• **The task**
Drop the pictures, then extract the listing word for word.

---------------

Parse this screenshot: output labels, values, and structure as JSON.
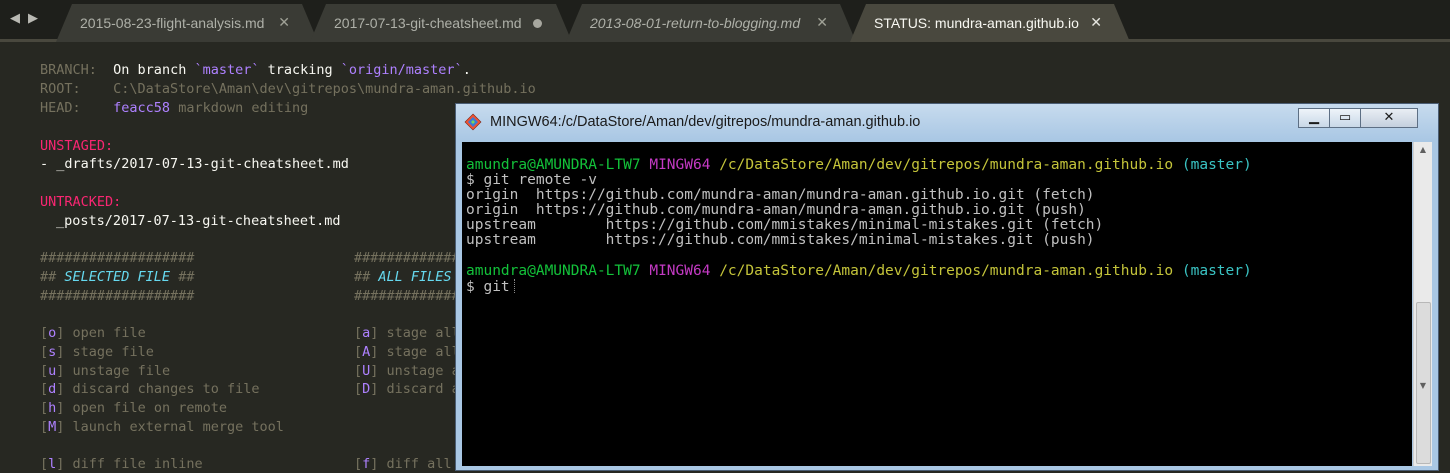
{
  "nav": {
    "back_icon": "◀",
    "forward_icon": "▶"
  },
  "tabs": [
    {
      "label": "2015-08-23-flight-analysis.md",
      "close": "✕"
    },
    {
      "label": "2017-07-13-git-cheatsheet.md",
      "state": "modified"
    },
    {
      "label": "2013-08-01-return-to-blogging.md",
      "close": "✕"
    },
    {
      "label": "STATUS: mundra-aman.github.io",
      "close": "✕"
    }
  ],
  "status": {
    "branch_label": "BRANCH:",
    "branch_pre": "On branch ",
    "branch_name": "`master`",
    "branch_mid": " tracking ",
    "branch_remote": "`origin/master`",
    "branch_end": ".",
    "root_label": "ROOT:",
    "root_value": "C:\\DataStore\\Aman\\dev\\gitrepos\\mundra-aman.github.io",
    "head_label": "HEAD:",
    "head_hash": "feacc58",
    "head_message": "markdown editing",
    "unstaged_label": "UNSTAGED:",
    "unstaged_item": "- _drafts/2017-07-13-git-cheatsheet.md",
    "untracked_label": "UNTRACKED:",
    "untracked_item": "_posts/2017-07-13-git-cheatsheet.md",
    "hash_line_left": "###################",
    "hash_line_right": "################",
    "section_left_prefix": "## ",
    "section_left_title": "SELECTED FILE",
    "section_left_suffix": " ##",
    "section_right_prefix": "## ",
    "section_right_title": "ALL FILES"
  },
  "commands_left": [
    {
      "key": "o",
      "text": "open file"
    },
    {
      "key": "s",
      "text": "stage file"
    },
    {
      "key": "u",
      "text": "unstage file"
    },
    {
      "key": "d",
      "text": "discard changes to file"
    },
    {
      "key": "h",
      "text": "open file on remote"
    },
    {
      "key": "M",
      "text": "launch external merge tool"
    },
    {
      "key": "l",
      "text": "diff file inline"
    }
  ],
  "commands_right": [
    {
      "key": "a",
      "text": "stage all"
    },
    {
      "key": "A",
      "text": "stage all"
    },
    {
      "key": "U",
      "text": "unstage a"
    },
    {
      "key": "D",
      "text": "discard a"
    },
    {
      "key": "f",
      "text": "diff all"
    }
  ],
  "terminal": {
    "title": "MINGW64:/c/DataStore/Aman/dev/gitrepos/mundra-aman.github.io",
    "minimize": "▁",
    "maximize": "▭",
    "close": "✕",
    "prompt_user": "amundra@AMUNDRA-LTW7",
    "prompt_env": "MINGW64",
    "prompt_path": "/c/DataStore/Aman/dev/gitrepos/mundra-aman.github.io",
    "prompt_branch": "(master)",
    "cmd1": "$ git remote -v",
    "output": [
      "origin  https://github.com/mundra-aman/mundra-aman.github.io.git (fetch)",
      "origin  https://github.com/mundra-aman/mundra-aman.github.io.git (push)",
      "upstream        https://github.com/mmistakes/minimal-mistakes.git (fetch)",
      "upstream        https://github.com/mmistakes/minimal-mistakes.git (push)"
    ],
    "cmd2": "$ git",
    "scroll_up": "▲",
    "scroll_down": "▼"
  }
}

---------------

• **Solution below**
Parse this screenshot: output labels, values, and structure as JSON.
{
  "nav": {
    "back_icon": "◀",
    "forward_icon": "▶"
  },
  "tabs": [
    {
      "label": "2015-08-23-flight-analysis.md",
      "close": "✕"
    },
    {
      "label": "2017-07-13-git-cheatsheet.md",
      "state": "modified"
    },
    {
      "label": "2013-08-01-return-to-blogging.md",
      "close": "✕"
    },
    {
      "label": "STATUS: mundra-aman.github.io",
      "close": "✕"
    }
  ],
  "status": {
    "branch_label": "BRANCH:",
    "branch_pre": "On branch ",
    "branch_name": "`master`",
    "branch_mid": " tracking ",
    "branch_remote": "`origin/master`",
    "branch_end": ".",
    "root_label": "ROOT:",
    "root_value": "C:\\DataStore\\Aman\\dev\\gitrepos\\mundra-aman.github.io",
    "head_label": "HEAD:",
    "head_hash": "feacc58",
    "head_message": "markdown editing",
    "unstaged_label": "UNSTAGED:",
    "unstaged_item": "- _drafts/2017-07-13-git-cheatsheet.md",
    "untracked_label": "UNTRACKED:",
    "untracked_item": "_posts/2017-07-13-git-cheatsheet.md",
    "hash_line_left": "###################",
    "hash_line_right": "################",
    "section_left_prefix": "## ",
    "section_left_title": "SELECTED FILE",
    "section_left_suffix": " ##",
    "section_right_prefix": "## ",
    "section_right_title": "ALL FILES"
  },
  "commands_left": [
    {
      "key": "o",
      "text": "open file"
    },
    {
      "key": "s",
      "text": "stage file"
    },
    {
      "key": "u",
      "text": "unstage file"
    },
    {
      "key": "d",
      "text": "discard changes to file"
    },
    {
      "key": "h",
      "text": "open file on remote"
    },
    {
      "key": "M",
      "text": "launch external merge tool"
    },
    {
      "key": "l",
      "text": "diff file inline"
    }
  ],
  "commands_right": [
    {
      "key": "a",
      "text": "stage all"
    },
    {
      "key": "A",
      "text": "stage all"
    },
    {
      "key": "U",
      "text": "unstage a"
    },
    {
      "key": "D",
      "text": "discard a"
    },
    {
      "key": "f",
      "text": "diff all"
    }
  ],
  "terminal": {
    "title": "MINGW64:/c/DataStore/Aman/dev/gitrepos/mundra-aman.github.io",
    "minimize": "▁",
    "maximize": "▭",
    "close": "✕",
    "prompt_user": "amundra@AMUNDRA-LTW7",
    "prompt_env": "MINGW64",
    "prompt_path": "/c/DataStore/Aman/dev/gitrepos/mundra-aman.github.io",
    "prompt_branch": "(master)",
    "cmd1": "$ git remote -v",
    "output": [
      "origin  https://github.com/mundra-aman/mundra-aman.github.io.git (fetch)",
      "origin  https://github.com/mundra-aman/mundra-aman.github.io.git (push)",
      "upstream        https://github.com/mmistakes/minimal-mistakes.git (fetch)",
      "upstream        https://github.com/mmistakes/minimal-mistakes.git (push)"
    ],
    "cmd2": "$ git",
    "scroll_up": "▲",
    "scroll_down": "▼"
  }
}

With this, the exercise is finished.